Data entries
## start
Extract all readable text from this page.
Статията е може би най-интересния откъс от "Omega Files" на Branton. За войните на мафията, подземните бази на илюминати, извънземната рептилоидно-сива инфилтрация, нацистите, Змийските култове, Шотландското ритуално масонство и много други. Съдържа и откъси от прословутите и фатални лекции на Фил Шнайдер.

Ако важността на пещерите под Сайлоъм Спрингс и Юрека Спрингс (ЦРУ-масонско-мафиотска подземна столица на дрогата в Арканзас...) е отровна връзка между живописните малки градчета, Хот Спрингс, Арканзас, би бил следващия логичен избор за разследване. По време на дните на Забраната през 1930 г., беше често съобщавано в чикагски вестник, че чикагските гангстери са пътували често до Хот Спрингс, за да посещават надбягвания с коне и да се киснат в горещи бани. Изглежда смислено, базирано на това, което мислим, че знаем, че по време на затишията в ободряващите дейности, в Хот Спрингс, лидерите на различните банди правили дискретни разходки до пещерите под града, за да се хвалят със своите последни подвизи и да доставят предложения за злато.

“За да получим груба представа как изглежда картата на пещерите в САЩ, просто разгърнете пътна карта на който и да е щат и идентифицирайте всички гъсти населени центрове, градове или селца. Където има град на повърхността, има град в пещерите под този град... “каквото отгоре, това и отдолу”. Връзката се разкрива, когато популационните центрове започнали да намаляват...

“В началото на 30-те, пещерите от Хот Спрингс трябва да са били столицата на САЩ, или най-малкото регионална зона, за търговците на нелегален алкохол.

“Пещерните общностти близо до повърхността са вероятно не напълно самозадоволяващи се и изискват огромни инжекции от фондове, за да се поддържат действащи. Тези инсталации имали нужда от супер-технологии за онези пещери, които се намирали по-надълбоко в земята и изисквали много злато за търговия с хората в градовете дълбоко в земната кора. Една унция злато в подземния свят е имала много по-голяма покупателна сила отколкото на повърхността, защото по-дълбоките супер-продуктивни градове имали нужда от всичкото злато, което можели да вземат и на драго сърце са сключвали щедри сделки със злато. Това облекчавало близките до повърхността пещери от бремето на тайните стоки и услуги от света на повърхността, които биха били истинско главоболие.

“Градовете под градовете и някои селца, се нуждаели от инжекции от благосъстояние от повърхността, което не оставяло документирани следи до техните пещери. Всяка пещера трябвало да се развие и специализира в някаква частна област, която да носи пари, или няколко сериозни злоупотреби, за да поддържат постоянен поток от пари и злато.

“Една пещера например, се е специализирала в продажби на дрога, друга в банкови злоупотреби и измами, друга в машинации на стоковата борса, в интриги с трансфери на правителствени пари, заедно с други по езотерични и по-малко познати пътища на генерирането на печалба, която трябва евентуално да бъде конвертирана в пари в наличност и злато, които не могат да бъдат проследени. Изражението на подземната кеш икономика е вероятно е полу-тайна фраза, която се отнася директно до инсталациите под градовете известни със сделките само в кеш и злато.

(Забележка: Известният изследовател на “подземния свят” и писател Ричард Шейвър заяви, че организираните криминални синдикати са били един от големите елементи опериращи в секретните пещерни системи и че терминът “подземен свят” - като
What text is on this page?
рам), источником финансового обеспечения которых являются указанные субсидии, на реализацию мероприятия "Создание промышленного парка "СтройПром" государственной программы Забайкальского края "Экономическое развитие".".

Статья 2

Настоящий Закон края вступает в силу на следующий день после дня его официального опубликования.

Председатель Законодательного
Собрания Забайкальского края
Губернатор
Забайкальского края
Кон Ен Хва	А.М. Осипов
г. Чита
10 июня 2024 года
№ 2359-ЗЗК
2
## end
• **Required work**
Repeat the material above in full, quoting it exactly.

• **Exercise answer**
Extract all readable text from this page.
Статията е може би най-интересния откъс от "Omega Files" на Branton. За войните на мафията, подземните бази на илюминати, извънземната рептилоидно-сива инфилтрация, нацистите, Змийските култове, Шотландското ритуално масонство и много други. Съдържа и откъси от прословутите и фатални лекции на Фил Шнайдер.

Ако важността на пещерите под Сайлоъм Спрингс и Юрека Спрингс (ЦРУ-масонско-мафиотска подземна столица на дрогата в Арканзас...) е отровна връзка между живописните малки градчета, Хот Спрингс, Арканзас, би бил следващия логичен избор за разследване. По време на дните на Забраната през 1930 г., беше често съобщавано в чикагски вестник, че чикагските гангстери са пътували често до Хот Спрингс, за да посещават надбягвания с коне и да се киснат в горещи бани. Изглежда смислено, базирано на това, което мислим, че знаем, че по време на затишията в ободряващите дейности, в Хот Спрингс, лидерите на различните банди правили дискретни разходки до пещерите под града, за да се хвалят със своите последни подвизи и да доставят предложения за злато.

“За да получим груба представа как изглежда картата на пещерите в САЩ, просто разгърнете пътна карта на който и да е щат и идентифицирайте всички гъсти населени центрове, градове или селца. Където има град на повърхността, има град в пещерите под този град... “каквото отгоре, това и отдолу”. Връзката се разкрива, когато популационните центрове започнали да намаляват...

“В началото на 30-те, пещерите от Хот Спрингс трябва да са били столицата на САЩ, или най-малкото регионална зона, за търговците на нелегален алкохол.

“Пещерните общностти близо до повърхността са вероятно не напълно самозадоволяващи се и изискват огромни инжекции от фондове, за да се поддържат действащи. Тези инсталации имали нужда от супер-технологии за онези пещери, които се намирали по-надълбоко в земята и изисквали много злато за търговия с хората в градовете дълбоко в земната кора. Една унция злато в подземния свят е имала много по-голяма покупателна сила отколкото на повърхността, защото по-дълбоките супер-продуктивни градове имали нужда от всичкото злато, което можели да вземат и на драго сърце са сключвали щедри сделки със злато. Това облекчавало близките до повърхността пещери от бремето на тайните стоки и услуги от света на повърхността, които биха били истинско главоболие.

“Градовете под градовете и някои селца, се нуждаели от инжекции от благосъстояние от повърхността, което не оставяло документирани следи до техните пещери. Всяка пещера трябвало да се развие и специализира в някаква частна област, която да носи пари, или няколко сериозни злоупотреби, за да поддържат постоянен поток от пари и злато.

“Една пещера например, се е специализирала в продажби на дрога, друга в банкови злоупотреби и измами, друга в машинации на стоковата борса, в интриги с трансфери на правителствени пари, заедно с други по езотерични и по-малко познати пътища на генерирането на печалба, която трябва евентуално да бъде конвертирана в пари в наличност и злато, които не могат да бъдат проследени. Изражението на подземната кеш икономика е вероятно е полу-тайна фраза, която се отнася директно до инсталациите под градовете известни със сделките само в кеш и злато.

(Забележка: Известният изследовател на “подземния свят” и писател Ричард Шейвър заяви, че организираните криминални синдикати са били един от големите елементи опериращи в секретните пещерни системи и че терминът “подземен свят” - като
What text is on this page?
рам), источником финансового обеспечения которых являются указанные субсидии, на реализацию мероприятия "Создание промышленного парка "СтройПром" государственной программы Забайкальского края "Экономическое развитие".".

Статья 2

Настоящий Закон края вступает в силу на следующий день после дня его официального опубликования.

Председатель Законодательного
Собрания Забайкальского края
Губернатор
Забайкальского края
Кон Ен Хва	А.М. Осипов
г. Чита
10 июня 2024 года
№ 2359-ЗЗК
2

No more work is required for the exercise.